Prompt A: According to the passage on light-controllable PROTACs, which two kinds of functional groups are most extensively used in developing light-controllable PROTACs?
Prompt B: Duplicate the passage on light-controllable PROTACs from "The first generation" up to and including "light-controllable PROTACs development.".
Prompt C: Go on with the passage on light-controllable PROTACs from the point where it stops.

Extract provided:
As a leading CRO, BOC Sciences is focused on the development of PROTAC technology. Based on our comprehensive platform and experienced expert team, we are committed to developing innovative alternative PROTACs that provide research tools and solutions for targeted protein degradation.
The light-controllable PROTAC combines the concept of proteolysis targeting chimeric (PROTAC) and photochemistry that is called photopharmacology, which is an emerging field that uses light to precisely control drug activity in spatial and temporal resolution. PROTAC is a promising technology to target intracellular proteins including undruggable proteins targets for degradation. A PROTAC molecule is composed of three essential components as follows: a target protein binding ligand, a ligand of the E3 ligase, and a suitable linker that ensures the correct orientation of and the distance between the two ligands.
The first generation of PROTAC molecules were peptide-based, and their poor cell permeability and stability limited their use in medicine. With technological developments, second generation PROTAC molecules have been developed for the successful degradation of various proteins. In recent years, a third generation PROTAC with targeting delivery characteristic has been proposed. The light-controllable PROTAC is a one of the efficient strategies that can be activated by an extraneous cellular signaling (light) to achieve the spatiotemporal control of protein degradation, which should reduce toxicity, improve selectivity, and eliminate off-target effects.
Recently, the development of light-controllable PROTACs has been receiving increasing interest. The photochromic and photocleavable functional groups are most extensively used in light-controllable PROTACs development.
Fig. 1 Diagram of light-controllable PROTACs (Zeng, 2021)

Given information:
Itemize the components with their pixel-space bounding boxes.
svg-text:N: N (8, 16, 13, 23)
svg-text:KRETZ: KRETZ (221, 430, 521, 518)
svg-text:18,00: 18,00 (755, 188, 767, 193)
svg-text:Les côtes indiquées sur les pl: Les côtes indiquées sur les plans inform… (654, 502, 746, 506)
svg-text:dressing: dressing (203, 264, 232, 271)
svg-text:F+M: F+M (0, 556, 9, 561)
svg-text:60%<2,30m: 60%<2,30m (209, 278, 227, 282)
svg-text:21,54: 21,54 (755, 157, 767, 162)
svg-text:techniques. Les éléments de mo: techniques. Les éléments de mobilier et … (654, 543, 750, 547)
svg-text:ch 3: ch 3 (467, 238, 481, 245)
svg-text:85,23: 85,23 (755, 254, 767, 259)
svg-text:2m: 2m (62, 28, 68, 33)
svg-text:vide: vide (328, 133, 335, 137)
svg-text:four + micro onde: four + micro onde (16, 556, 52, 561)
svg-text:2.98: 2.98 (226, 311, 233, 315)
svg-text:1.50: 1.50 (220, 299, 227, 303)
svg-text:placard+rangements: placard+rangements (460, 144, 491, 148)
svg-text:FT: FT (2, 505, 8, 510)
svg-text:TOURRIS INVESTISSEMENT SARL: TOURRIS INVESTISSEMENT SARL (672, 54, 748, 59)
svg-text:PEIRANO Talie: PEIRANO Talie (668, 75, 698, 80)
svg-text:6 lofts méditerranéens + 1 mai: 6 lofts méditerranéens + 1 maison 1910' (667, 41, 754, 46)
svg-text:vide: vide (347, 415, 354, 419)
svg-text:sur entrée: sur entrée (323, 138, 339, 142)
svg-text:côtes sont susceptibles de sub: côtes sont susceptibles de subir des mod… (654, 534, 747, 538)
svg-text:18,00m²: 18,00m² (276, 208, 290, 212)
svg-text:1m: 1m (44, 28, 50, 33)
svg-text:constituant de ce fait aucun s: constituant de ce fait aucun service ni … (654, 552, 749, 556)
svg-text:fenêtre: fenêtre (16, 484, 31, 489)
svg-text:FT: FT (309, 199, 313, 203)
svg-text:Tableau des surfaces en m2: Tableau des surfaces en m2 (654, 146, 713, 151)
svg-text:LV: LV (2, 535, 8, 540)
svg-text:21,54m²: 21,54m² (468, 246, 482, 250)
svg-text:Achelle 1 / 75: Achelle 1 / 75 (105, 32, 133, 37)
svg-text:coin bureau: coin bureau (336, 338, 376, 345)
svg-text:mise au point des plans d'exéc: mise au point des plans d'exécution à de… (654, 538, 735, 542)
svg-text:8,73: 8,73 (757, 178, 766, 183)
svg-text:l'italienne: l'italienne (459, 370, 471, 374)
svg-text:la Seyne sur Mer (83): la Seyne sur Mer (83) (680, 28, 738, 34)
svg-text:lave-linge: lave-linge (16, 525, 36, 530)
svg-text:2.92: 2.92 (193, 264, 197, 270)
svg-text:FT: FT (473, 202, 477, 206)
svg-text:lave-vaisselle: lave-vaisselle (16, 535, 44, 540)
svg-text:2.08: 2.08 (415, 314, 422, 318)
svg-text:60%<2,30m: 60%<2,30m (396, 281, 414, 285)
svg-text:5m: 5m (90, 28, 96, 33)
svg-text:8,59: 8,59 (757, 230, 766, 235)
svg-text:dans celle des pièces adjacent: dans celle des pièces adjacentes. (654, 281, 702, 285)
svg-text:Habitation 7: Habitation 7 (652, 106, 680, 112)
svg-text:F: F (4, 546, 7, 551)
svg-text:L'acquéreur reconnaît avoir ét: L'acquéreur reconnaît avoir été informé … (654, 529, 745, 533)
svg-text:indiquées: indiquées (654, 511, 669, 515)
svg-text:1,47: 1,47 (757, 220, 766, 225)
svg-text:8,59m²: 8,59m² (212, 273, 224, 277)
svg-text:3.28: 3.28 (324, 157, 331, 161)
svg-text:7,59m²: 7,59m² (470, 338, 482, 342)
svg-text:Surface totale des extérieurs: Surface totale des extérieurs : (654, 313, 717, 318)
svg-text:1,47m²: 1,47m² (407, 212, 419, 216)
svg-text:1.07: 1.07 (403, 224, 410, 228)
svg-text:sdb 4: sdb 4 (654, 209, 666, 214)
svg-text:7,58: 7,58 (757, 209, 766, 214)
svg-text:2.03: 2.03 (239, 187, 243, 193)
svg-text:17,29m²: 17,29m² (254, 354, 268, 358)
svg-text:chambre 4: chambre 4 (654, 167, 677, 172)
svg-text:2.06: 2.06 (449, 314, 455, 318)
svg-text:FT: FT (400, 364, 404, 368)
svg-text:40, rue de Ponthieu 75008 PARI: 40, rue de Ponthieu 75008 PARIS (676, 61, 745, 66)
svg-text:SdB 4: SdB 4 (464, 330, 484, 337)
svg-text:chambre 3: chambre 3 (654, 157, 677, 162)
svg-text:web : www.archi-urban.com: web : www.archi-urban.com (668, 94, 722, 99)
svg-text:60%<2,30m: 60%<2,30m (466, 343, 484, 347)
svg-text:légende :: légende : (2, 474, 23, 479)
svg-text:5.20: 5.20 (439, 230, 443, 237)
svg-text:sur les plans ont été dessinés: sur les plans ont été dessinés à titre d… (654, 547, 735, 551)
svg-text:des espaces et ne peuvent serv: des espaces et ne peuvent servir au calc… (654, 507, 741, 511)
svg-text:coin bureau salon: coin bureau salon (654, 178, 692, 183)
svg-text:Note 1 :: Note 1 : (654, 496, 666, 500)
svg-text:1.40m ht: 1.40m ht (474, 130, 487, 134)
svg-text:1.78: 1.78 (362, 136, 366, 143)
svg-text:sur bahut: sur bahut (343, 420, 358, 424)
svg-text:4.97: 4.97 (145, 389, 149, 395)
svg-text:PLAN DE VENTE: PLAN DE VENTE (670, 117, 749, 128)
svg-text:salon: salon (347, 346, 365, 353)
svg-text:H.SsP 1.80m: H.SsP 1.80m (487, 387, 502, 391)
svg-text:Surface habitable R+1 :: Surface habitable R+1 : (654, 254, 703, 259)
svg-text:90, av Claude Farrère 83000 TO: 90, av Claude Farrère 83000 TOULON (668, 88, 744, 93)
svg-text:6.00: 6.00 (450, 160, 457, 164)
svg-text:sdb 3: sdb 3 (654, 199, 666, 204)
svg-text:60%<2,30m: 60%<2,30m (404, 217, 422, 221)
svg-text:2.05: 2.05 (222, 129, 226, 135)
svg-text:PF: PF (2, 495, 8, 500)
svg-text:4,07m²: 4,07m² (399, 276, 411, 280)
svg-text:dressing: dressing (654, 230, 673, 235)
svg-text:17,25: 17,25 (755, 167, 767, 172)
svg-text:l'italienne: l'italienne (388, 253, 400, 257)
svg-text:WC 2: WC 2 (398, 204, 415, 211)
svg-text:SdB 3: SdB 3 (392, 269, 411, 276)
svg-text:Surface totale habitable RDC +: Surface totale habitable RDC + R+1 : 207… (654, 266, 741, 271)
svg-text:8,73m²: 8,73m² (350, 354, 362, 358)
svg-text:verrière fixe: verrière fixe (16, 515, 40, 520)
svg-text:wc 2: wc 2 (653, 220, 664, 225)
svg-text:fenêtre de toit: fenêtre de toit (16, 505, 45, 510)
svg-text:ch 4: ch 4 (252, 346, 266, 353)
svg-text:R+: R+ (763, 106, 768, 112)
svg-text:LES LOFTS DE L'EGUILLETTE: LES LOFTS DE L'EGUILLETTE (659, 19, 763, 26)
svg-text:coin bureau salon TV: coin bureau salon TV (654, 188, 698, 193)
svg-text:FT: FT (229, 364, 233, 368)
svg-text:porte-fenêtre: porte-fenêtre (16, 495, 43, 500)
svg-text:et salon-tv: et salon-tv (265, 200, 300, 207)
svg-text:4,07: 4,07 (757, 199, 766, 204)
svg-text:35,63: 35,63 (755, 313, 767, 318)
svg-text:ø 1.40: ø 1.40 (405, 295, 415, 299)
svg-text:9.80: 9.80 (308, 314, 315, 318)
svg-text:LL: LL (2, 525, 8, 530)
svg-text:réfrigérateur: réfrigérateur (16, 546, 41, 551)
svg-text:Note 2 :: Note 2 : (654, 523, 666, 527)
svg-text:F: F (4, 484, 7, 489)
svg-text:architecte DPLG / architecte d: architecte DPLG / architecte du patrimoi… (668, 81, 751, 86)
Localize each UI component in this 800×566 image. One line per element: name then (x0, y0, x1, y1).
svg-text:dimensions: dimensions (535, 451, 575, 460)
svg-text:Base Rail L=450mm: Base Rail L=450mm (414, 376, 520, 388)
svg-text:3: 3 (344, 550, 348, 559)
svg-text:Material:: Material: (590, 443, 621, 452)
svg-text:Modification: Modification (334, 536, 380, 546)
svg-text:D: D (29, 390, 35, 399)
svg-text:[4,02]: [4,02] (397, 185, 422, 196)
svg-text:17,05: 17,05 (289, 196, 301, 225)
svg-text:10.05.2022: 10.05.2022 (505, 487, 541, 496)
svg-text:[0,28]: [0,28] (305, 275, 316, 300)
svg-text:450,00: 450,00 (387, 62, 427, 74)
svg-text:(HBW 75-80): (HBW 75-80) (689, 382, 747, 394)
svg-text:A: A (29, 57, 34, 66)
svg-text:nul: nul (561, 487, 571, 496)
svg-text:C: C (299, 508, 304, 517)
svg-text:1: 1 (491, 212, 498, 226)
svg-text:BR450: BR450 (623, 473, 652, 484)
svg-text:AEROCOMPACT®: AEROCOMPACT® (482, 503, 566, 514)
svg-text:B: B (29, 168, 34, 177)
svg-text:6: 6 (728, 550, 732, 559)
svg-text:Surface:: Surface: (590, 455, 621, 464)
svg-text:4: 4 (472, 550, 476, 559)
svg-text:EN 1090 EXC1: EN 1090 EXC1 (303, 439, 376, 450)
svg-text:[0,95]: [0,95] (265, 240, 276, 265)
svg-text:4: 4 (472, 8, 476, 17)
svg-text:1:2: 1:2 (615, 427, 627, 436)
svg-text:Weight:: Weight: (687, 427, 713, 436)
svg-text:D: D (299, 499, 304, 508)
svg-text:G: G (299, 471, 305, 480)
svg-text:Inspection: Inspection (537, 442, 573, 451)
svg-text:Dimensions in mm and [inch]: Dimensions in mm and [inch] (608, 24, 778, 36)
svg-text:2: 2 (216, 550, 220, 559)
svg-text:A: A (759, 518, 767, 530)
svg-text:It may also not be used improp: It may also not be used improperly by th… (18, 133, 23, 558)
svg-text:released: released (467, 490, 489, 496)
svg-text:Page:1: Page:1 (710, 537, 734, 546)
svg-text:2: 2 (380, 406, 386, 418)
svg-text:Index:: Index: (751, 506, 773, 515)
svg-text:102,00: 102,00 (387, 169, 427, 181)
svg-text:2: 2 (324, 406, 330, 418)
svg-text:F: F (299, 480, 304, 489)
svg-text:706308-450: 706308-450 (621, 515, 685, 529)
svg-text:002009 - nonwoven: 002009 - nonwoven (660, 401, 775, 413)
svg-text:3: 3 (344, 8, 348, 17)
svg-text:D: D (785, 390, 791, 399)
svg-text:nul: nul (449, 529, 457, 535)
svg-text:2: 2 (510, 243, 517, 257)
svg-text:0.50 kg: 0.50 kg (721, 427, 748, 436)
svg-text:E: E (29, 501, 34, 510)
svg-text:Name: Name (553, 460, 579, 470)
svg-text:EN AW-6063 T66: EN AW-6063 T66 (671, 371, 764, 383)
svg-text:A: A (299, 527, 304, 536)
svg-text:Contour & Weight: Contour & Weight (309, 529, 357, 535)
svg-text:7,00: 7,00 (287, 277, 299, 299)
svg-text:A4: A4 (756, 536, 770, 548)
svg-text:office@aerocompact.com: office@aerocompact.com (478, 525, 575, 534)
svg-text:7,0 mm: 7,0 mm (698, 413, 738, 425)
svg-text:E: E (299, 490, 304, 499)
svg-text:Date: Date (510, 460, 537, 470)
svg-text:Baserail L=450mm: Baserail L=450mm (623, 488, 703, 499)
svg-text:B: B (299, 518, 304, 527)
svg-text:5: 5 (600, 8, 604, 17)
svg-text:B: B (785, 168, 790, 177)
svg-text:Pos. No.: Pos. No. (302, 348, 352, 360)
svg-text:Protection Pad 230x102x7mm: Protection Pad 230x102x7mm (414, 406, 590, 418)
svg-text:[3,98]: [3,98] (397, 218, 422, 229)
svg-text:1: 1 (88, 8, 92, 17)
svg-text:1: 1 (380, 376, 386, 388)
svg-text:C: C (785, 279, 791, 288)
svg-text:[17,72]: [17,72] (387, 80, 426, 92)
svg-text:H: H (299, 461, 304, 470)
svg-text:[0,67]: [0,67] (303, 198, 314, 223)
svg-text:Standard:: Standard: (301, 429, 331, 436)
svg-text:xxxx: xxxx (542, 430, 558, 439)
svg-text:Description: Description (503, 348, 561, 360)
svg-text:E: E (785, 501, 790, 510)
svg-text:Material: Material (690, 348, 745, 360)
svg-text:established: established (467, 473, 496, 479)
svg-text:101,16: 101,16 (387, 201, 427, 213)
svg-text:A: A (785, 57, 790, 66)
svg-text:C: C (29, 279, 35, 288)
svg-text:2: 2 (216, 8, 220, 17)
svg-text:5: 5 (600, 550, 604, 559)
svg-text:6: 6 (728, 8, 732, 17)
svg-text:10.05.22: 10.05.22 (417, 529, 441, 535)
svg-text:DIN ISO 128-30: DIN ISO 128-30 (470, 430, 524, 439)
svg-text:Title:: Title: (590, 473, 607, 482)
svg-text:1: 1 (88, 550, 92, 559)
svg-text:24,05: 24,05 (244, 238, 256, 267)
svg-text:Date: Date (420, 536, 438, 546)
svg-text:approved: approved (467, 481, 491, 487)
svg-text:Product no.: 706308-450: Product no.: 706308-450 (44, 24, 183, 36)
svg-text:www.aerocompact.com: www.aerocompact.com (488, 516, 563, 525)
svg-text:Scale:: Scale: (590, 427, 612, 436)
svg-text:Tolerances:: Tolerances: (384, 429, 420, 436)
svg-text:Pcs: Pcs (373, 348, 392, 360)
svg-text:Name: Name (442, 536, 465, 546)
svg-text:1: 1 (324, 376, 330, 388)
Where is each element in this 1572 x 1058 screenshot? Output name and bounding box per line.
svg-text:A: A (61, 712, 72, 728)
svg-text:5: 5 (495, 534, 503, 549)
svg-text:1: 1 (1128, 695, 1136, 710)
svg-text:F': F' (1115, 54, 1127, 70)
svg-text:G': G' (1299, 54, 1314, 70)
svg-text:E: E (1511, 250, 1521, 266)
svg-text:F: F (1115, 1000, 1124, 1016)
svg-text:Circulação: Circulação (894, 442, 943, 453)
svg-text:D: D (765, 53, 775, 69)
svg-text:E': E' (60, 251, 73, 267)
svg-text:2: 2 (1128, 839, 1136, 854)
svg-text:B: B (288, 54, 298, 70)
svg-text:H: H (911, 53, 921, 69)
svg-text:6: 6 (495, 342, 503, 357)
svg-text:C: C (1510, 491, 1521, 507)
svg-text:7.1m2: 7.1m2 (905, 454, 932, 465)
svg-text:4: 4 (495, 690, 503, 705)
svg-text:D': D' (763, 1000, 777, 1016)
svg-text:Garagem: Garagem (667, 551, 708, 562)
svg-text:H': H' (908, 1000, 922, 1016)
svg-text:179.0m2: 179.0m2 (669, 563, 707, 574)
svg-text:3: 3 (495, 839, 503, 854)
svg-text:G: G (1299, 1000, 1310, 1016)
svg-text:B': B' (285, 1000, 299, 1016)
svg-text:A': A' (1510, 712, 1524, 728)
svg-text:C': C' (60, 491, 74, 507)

Answer section A: Photochromic and photocleavable functional groups.

Answer section B:
The first generation of PROTAC molecules were peptide-based, and their poor cell permeability and stability limited their use in medicine. With technological developments, second generation PROTAC molecules have been developed for the successful degradation of various proteins. In recent years, a third generation PROTAC with targeting delivery characteristic has been proposed. The light-controllable PROTAC is a one of the efficient strategies that can be activated by an extraneous cellular signaling (light) to achieve the spatiotemporal control of protein degradation, which should reduce toxicity, improve selectivity, and eliminate off-target effects.
Recently, the development of light-controllable PROTACs has been receiving increasing interest. The photochromic and photocleavable functional groups are most extensively used in light-controllable PROTACs development.

Answer section C:
Building on the successful principle of bifunctional PROTAC, photoswitchable PROTACs (photoPROTACs) have been designed by introducing azobenzene linker between both warhead ligands. The trans-cis isomerization of azobenzene achieves reversible turning on and off of photoswitchable PROTAC molecular activity. The azo-trans-isomer is observed active because the proper distance defined by the azo-linker allows formation of the productive ternary complex formation. By contrast, the azo-cis-isomer is inactive because the linker is too short to engage both proteins in a ternary complex. A thermally stable photoPROTAC has been reported to generate the inactive cis-photoPROTAC under green light irradiation at 530 nm, and the active trans-photoPROTAC under blue light irradiation at 415 nm (Fig. 2). The bistable photoswitchable PROTACs offer a promising tool for novel therapeutics by protein degradation.
Fig. 2 trans-photoPROTAC and cis-photoPROTAC (Pfaff, 2019)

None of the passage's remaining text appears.